* **BRIEF**
Replace every instance of "task-icon" with "todo-icon" in the lines below, and reproduce each line with nothing else changed.

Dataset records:
● ● ●
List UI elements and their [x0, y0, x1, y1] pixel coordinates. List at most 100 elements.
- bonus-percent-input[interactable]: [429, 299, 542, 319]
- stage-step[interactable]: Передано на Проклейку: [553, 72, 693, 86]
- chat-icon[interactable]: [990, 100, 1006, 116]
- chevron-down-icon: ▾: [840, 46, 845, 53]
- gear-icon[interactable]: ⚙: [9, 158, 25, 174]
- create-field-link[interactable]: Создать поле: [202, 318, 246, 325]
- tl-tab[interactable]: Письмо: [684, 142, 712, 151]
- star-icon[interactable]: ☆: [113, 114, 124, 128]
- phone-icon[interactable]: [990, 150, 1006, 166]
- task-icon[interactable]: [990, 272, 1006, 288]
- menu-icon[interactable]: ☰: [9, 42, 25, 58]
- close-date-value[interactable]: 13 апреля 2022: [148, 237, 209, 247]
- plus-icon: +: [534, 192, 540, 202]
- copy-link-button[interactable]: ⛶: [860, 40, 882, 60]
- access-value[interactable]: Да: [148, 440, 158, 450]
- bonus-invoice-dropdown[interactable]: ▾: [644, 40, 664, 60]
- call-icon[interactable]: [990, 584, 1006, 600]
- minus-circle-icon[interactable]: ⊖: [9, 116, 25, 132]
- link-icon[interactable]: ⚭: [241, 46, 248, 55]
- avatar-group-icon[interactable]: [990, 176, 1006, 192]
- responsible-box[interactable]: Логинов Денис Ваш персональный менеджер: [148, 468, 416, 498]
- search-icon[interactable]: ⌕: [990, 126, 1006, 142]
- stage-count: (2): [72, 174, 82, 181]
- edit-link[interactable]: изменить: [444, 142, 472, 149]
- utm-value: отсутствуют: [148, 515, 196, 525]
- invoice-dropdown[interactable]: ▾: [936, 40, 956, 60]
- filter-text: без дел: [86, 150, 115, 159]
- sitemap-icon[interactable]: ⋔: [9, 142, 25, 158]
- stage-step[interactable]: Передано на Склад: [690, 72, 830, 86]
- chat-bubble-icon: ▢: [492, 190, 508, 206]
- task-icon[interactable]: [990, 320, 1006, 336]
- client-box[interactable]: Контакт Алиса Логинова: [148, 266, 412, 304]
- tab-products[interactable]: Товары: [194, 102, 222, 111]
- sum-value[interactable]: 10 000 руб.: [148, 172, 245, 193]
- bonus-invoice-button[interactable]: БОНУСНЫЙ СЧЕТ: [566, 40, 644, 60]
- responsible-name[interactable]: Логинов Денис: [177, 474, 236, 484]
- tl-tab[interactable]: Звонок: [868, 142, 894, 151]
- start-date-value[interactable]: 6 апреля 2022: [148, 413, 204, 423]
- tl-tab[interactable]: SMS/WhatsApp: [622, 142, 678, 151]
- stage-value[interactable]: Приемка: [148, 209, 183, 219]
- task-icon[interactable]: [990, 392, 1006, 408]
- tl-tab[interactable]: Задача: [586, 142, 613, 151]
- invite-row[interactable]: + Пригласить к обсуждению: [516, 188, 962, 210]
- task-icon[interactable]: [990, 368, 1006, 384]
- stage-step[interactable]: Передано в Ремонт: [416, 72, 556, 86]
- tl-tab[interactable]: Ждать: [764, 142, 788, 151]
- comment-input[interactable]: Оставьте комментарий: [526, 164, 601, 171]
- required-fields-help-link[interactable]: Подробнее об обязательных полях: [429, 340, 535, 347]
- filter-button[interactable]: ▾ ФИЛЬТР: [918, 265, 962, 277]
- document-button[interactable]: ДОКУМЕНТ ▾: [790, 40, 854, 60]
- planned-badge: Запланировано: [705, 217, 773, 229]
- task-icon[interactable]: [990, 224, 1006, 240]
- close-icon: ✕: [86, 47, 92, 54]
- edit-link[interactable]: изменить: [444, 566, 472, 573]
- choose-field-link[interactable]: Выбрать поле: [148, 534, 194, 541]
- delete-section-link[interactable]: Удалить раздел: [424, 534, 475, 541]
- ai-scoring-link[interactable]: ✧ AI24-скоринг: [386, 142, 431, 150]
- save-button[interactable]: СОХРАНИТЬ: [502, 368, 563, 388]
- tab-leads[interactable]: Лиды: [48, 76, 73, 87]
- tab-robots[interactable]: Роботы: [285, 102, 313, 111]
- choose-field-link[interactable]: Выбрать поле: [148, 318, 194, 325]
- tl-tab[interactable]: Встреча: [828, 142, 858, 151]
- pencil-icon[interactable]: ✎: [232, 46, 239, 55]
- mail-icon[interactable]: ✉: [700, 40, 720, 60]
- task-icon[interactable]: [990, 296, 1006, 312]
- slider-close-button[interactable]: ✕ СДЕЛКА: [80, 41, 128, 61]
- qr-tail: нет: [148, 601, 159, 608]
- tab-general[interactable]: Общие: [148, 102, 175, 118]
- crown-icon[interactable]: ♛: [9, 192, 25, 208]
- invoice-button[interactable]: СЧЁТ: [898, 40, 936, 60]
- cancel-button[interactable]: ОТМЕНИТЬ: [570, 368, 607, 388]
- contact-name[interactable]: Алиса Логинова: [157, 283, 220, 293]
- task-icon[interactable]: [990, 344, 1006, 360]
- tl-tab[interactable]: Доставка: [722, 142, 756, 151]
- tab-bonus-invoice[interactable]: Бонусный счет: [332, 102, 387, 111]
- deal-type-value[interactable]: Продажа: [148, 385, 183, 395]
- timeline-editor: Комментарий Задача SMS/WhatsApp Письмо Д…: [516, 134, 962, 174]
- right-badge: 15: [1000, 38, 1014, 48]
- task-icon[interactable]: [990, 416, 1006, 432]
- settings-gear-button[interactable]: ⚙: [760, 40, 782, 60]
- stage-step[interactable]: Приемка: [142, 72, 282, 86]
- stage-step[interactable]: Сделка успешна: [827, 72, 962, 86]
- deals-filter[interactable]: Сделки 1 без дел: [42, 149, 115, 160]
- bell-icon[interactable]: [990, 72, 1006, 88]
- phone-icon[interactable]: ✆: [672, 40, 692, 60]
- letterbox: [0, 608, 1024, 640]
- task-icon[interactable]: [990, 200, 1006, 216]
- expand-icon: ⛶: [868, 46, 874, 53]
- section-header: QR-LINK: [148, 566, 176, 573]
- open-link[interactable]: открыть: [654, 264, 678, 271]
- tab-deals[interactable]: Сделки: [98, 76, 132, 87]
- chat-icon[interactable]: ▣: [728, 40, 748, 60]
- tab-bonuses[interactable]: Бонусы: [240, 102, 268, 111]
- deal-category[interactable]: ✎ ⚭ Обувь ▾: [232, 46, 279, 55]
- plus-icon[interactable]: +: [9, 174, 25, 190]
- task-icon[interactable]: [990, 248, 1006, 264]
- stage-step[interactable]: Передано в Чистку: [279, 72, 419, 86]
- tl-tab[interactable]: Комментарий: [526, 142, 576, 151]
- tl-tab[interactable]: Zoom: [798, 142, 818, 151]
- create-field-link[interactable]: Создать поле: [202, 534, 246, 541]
● ● ●
* **RESPONSE TO THIS EXERCISE**
List UI elements and their [x0, y0, x1, y1] pixel coordinates. List at most 100 elements.
- bonus-percent-input[interactable]: [429, 299, 542, 319]
- stage-step[interactable]: Передано на Проклейку: [553, 72, 693, 86]
- chat-icon[interactable]: [990, 100, 1006, 116]
- chevron-down-icon: ▾: [840, 46, 845, 53]
- gear-icon[interactable]: ⚙: [9, 158, 25, 174]
- create-field-link[interactable]: Создать поле: [202, 318, 246, 325]
- tl-tab[interactable]: Письмо: [684, 142, 712, 151]
- star-icon[interactable]: ☆: [113, 114, 124, 128]
- phone-icon[interactable]: [990, 150, 1006, 166]
- todo-icon[interactable]: [990, 272, 1006, 288]
- menu-icon[interactable]: ☰: [9, 42, 25, 58]
- close-date-value[interactable]: 13 апреля 2022: [148, 237, 209, 247]
- plus-icon: +: [534, 192, 540, 202]
- copy-link-button[interactable]: ⛶: [860, 40, 882, 60]
- access-value[interactable]: Да: [148, 440, 158, 450]
- bonus-invoice-dropdown[interactable]: ▾: [644, 40, 664, 60]
- call-icon[interactable]: [990, 584, 1006, 600]
- minus-circle-icon[interactable]: ⊖: [9, 116, 25, 132]
- link-icon[interactable]: ⚭: [241, 46, 248, 55]
- avatar-group-icon[interactable]: [990, 176, 1006, 192]
- responsible-box[interactable]: Логинов Денис Ваш персональный менеджер: [148, 468, 416, 498]
- search-icon[interactable]: ⌕: [990, 126, 1006, 142]
- stage-count: (2): [72, 174, 82, 181]
- edit-link[interactable]: изменить: [444, 142, 472, 149]
- utm-value: отсутствуют: [148, 515, 196, 525]
- invoice-dropdown[interactable]: ▾: [936, 40, 956, 60]
- filter-text: без дел: [86, 150, 115, 159]
- sitemap-icon[interactable]: ⋔: [9, 142, 25, 158]
- stage-step[interactable]: Передано на Склад: [690, 72, 830, 86]
- chat-bubble-icon: ▢: [492, 190, 508, 206]
- todo-icon[interactable]: [990, 320, 1006, 336]
- client-box[interactable]: Контакт Алиса Логинова: [148, 266, 412, 304]
- tab-products[interactable]: Товары: [194, 102, 222, 111]
- sum-value[interactable]: 10 000 руб.: [148, 172, 245, 193]
- bonus-invoice-button[interactable]: БОНУСНЫЙ СЧЕТ: [566, 40, 644, 60]
- responsible-name[interactable]: Логинов Денис: [177, 474, 236, 484]
- tl-tab[interactable]: Звонок: [868, 142, 894, 151]
- start-date-value[interactable]: 6 апреля 2022: [148, 413, 204, 423]
- tl-tab[interactable]: SMS/WhatsApp: [622, 142, 678, 151]
- stage-value[interactable]: Приемка: [148, 209, 183, 219]
- todo-icon[interactable]: [990, 392, 1006, 408]
- tl-tab[interactable]: Задача: [586, 142, 613, 151]
- invite-row[interactable]: + Пригласить к обсуждению: [516, 188, 962, 210]
- todo-icon[interactable]: [990, 368, 1006, 384]
- stage-step[interactable]: Передано в Ремонт: [416, 72, 556, 86]
- tl-tab[interactable]: Ждать: [764, 142, 788, 151]
- comment-input[interactable]: Оставьте комментарий: [526, 164, 601, 171]
- required-fields-help-link[interactable]: Подробнее об обязательных полях: [429, 340, 535, 347]
- filter-button[interactable]: ▾ ФИЛЬТР: [918, 265, 962, 277]
- document-button[interactable]: ДОКУМЕНТ ▾: [790, 40, 854, 60]
- planned-badge: Запланировано: [705, 217, 773, 229]
- todo-icon[interactable]: [990, 224, 1006, 240]
- close-icon: ✕: [86, 47, 92, 54]
- edit-link[interactable]: изменить: [444, 566, 472, 573]
- choose-field-link[interactable]: Выбрать поле: [148, 534, 194, 541]
- delete-section-link[interactable]: Удалить раздел: [424, 534, 475, 541]
- ai-scoring-link[interactable]: ✧ AI24-скоринг: [386, 142, 431, 150]
- save-button[interactable]: СОХРАНИТЬ: [502, 368, 563, 388]
- tab-leads[interactable]: Лиды: [48, 76, 73, 87]
- tab-robots[interactable]: Роботы: [285, 102, 313, 111]
- choose-field-link[interactable]: Выбрать поле: [148, 318, 194, 325]
- tl-tab[interactable]: Встреча: [828, 142, 858, 151]
- pencil-icon[interactable]: ✎: [232, 46, 239, 55]
- mail-icon[interactable]: ✉: [700, 40, 720, 60]
- todo-icon[interactable]: [990, 296, 1006, 312]
- slider-close-button[interactable]: ✕ СДЕЛКА: [80, 41, 128, 61]
- qr-tail: нет: [148, 601, 159, 608]
- tab-general[interactable]: Общие: [148, 102, 175, 118]
- crown-icon[interactable]: ♛: [9, 192, 25, 208]
- invoice-button[interactable]: СЧЁТ: [898, 40, 936, 60]
- cancel-button[interactable]: ОТМЕНИТЬ: [570, 368, 607, 388]
- contact-name[interactable]: Алиса Логинова: [157, 283, 220, 293]
- todo-icon[interactable]: [990, 344, 1006, 360]
- tl-tab[interactable]: Доставка: [722, 142, 756, 151]
- tab-bonus-invoice[interactable]: Бонусный счет: [332, 102, 387, 111]
- deal-type-value[interactable]: Продажа: [148, 385, 183, 395]
- timeline-editor: Комментарий Задача SMS/WhatsApp Письмо Д…: [516, 134, 962, 174]
- right-badge: 15: [1000, 38, 1014, 48]
- todo-icon[interactable]: [990, 416, 1006, 432]
- settings-gear-button[interactable]: ⚙: [760, 40, 782, 60]
- stage-step[interactable]: Приемка: [142, 72, 282, 86]
- stage-step[interactable]: Сделка успешна: [827, 72, 962, 86]
- deals-filter[interactable]: Сделки 1 без дел: [42, 149, 115, 160]
- bell-icon[interactable]: [990, 72, 1006, 88]
- phone-icon[interactable]: ✆: [672, 40, 692, 60]
- letterbox: [0, 608, 1024, 640]
- todo-icon[interactable]: [990, 200, 1006, 216]
- expand-icon: ⛶: [868, 46, 874, 53]
- section-header: QR-LINK: [148, 566, 176, 573]
- open-link[interactable]: открыть: [654, 264, 678, 271]
- tab-deals[interactable]: Сделки: [98, 76, 132, 87]
- chat-icon[interactable]: ▣: [728, 40, 748, 60]
- tab-bonuses[interactable]: Бонусы: [240, 102, 268, 111]
- deal-category[interactable]: ✎ ⚭ Обувь ▾: [232, 46, 279, 55]
- plus-icon[interactable]: +: [9, 174, 25, 190]
- todo-icon[interactable]: [990, 248, 1006, 264]
- stage-step[interactable]: Передано в Чистку: [279, 72, 419, 86]
- tl-tab[interactable]: Комментарий: [526, 142, 576, 151]
- tl-tab[interactable]: Zoom: [798, 142, 818, 151]
- create-field-link[interactable]: Создать поле: [202, 534, 246, 541]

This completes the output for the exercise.